_WHAT IS REQUIRED_. Will you transcribe all the entries word for word, skipping the pictures they hold?

========

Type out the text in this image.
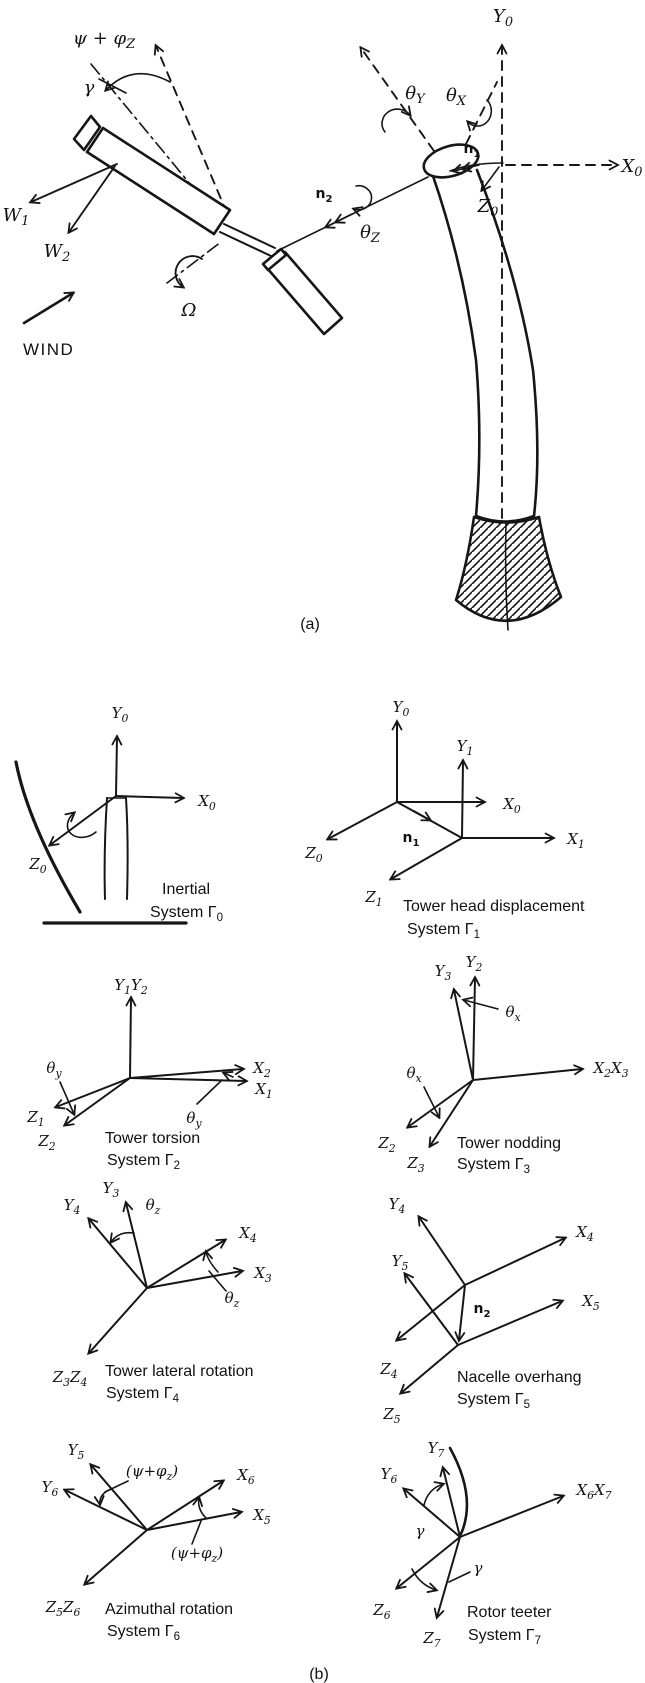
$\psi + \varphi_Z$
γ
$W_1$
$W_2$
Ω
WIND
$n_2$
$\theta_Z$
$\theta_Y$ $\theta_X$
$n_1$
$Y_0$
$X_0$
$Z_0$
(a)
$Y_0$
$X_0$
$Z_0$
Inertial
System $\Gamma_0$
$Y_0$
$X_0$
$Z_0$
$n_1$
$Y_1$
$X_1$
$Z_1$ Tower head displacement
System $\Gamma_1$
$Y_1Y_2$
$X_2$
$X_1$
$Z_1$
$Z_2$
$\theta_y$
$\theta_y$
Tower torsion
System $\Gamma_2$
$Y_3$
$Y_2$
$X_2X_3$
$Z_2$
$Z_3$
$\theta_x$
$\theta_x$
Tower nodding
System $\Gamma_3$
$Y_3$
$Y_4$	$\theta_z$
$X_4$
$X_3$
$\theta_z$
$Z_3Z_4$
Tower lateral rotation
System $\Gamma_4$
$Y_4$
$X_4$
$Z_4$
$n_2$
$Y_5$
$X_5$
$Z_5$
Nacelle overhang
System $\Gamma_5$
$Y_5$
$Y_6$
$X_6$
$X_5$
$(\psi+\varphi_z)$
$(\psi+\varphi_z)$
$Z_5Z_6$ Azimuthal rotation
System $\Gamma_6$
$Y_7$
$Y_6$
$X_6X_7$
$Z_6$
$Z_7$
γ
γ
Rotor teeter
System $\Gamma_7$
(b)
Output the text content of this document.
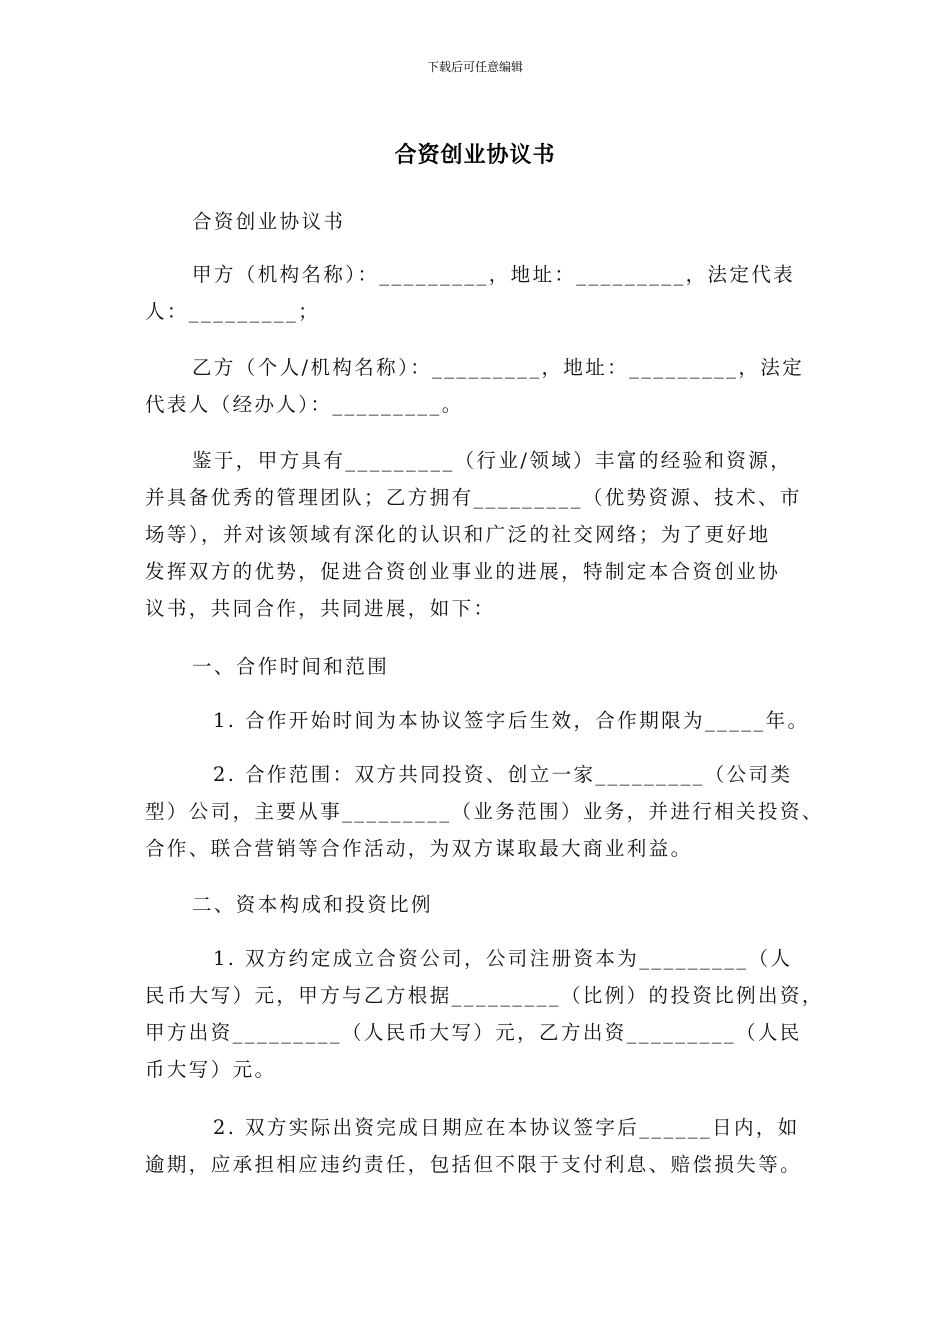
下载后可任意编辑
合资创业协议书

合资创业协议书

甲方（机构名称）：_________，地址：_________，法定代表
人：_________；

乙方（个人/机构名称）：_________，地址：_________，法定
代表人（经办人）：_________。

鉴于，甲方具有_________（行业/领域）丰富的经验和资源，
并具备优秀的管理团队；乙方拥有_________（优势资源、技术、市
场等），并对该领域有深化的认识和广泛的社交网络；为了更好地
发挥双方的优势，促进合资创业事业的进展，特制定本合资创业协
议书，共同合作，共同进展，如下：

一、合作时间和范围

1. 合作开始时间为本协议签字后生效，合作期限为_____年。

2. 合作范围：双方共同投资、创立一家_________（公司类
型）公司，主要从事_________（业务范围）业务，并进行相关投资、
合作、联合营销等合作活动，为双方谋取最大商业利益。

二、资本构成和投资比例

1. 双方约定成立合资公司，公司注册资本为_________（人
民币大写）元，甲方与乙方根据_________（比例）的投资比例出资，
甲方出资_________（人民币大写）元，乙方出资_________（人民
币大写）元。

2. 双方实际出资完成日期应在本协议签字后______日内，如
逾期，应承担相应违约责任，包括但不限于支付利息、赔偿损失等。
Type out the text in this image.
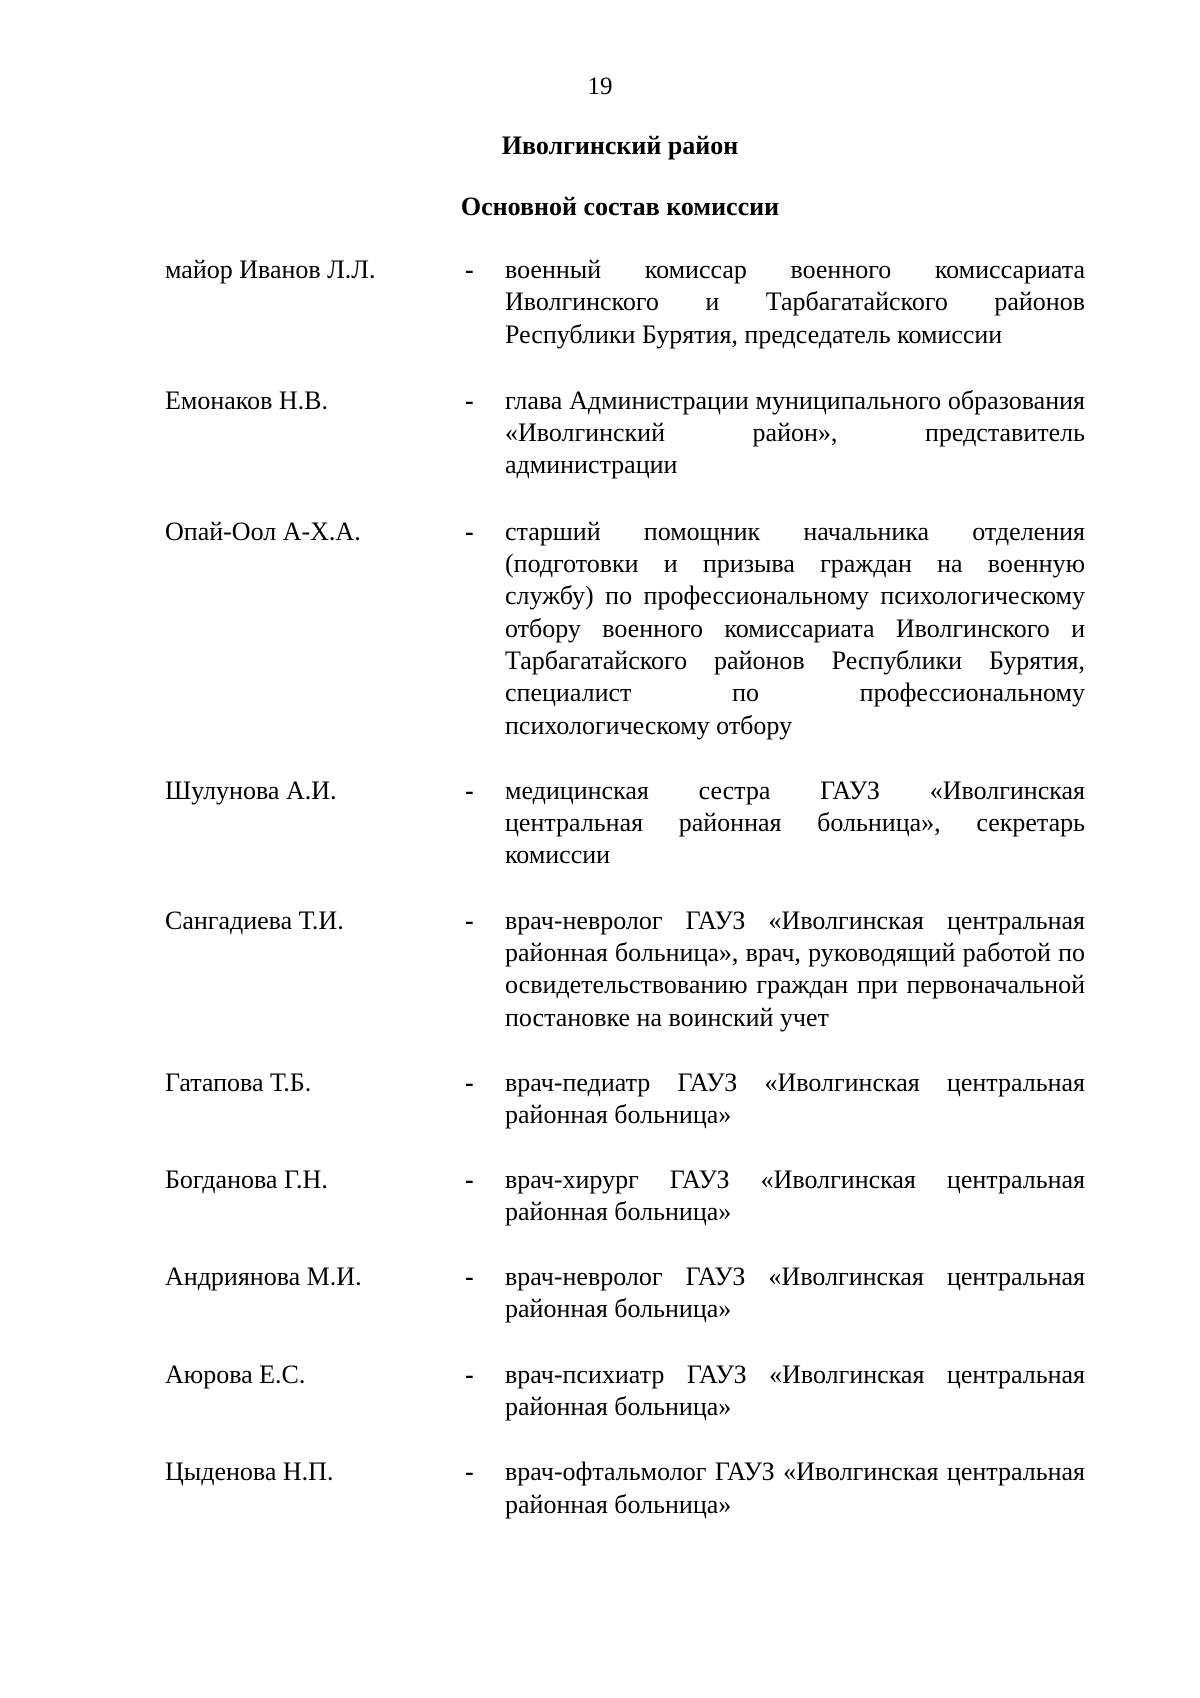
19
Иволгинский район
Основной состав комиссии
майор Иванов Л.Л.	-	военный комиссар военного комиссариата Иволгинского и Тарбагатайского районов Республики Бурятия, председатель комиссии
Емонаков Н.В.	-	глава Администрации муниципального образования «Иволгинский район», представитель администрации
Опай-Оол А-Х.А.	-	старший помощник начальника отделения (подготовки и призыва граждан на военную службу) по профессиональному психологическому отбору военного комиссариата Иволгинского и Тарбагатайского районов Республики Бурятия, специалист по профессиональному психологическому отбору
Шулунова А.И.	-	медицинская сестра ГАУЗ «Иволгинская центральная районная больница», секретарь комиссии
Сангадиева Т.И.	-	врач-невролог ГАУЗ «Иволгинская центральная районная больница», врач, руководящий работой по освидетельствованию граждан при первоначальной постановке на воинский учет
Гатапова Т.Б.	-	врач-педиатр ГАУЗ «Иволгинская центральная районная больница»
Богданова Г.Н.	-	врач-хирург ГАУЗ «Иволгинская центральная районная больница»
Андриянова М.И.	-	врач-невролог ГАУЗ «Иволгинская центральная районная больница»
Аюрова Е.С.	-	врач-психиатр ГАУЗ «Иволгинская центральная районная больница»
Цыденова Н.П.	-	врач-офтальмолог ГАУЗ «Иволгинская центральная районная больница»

========

_TASK RESULT_.
Type out the text in this image.
$\psi + \varphi_Z$
γ
$W_1$
$W_2$
Ω
WIND
$n_2$
$\theta_Z$
$\theta_Y$ $\theta_X$
$n_1$
$Y_0$
$X_0$
$Z_0$
(a)
$Y_0$
$X_0$
$Z_0$
Inertial
System $\Gamma_0$
$Y_0$
$X_0$
$Z_0$
$n_1$
$Y_1$
$X_1$
$Z_1$ Tower head displacement
System $\Gamma_1$
$Y_1Y_2$
$X_2$
$X_1$
$Z_1$
$Z_2$
$\theta_y$
$\theta_y$
Tower torsion
System $\Gamma_2$
$Y_3$
$Y_2$
$X_2X_3$
$Z_2$
$Z_3$
$\theta_x$
$\theta_x$
Tower nodding
System $\Gamma_3$
$Y_3$
$Y_4$	$\theta_z$
$X_4$
$X_3$
$\theta_z$
$Z_3Z_4$
Tower lateral rotation
System $\Gamma_4$
$Y_4$
$X_4$
$Z_4$
$n_2$
$Y_5$
$X_5$
$Z_5$
Nacelle overhang
System $\Gamma_5$
$Y_5$
$Y_6$
$X_6$
$X_5$
$(\psi+\varphi_z)$
$(\psi+\varphi_z)$
$Z_5Z_6$ Azimuthal rotation
System $\Gamma_6$
$Y_7$
$Y_6$
$X_6X_7$
$Z_6$
$Z_7$
γ
γ
Rotor teeter
System $\Gamma_7$
(b)
Output the text content of this document.
下载后可任意编辑
合资创业协议书

合资创业协议书

甲方（机构名称）：_________，地址：_________，法定代表
人：_________；

乙方（个人/机构名称）：_________，地址：_________，法定
代表人（经办人）：_________。

鉴于，甲方具有_________（行业/领域）丰富的经验和资源，
并具备优秀的管理团队；乙方拥有_________（优势资源、技术、市
场等），并对该领域有深化的认识和广泛的社交网络；为了更好地
发挥双方的优势，促进合资创业事业的进展，特制定本合资创业协
议书，共同合作，共同进展，如下：

一、合作时间和范围

1. 合作开始时间为本协议签字后生效，合作期限为_____年。

2. 合作范围：双方共同投资、创立一家_________（公司类
型）公司，主要从事_________（业务范围）业务，并进行相关投资、
合作、联合营销等合作活动，为双方谋取最大商业利益。

二、资本构成和投资比例

1. 双方约定成立合资公司，公司注册资本为_________（人
民币大写）元，甲方与乙方根据_________（比例）的投资比例出资，
甲方出资_________（人民币大写）元，乙方出资_________（人民
币大写）元。

2. 双方实际出资完成日期应在本协议签字后______日内，如
逾期，应承担相应违约责任，包括但不限于支付利息、赔偿损失等。
Type out the text in this image.
19
Иволгинский район
Основной состав комиссии
майор Иванов Л.Л.	-	военный комиссар военного комиссариата Иволгинского и Тарбагатайского районов Республики Бурятия, председатель комиссии
Емонаков Н.В.	-	глава Администрации муниципального образования «Иволгинский район», представитель администрации
Опай-Оол А-Х.А.	-	старший помощник начальника отделения (подготовки и призыва граждан на военную службу) по профессиональному психологическому отбору военного комиссариата Иволгинского и Тарбагатайского районов Республики Бурятия, специалист по профессиональному психологическому отбору
Шулунова А.И.	-	медицинская сестра ГАУЗ «Иволгинская центральная районная больница», секретарь комиссии
Сангадиева Т.И.	-	врач-невролог ГАУЗ «Иволгинская центральная районная больница», врач, руководящий работой по освидетельствованию граждан при первоначальной постановке на воинский учет
Гатапова Т.Б.	-	врач-педиатр ГАУЗ «Иволгинская центральная районная больница»
Богданова Г.Н.	-	врач-хирург ГАУЗ «Иволгинская центральная районная больница»
Андриянова М.И.	-	врач-невролог ГАУЗ «Иволгинская центральная районная больница»
Аюрова Е.С.	-	врач-психиатр ГАУЗ «Иволгинская центральная районная больница»
Цыденова Н.П.	-	врач-офтальмолог ГАУЗ «Иволгинская центральная районная больница»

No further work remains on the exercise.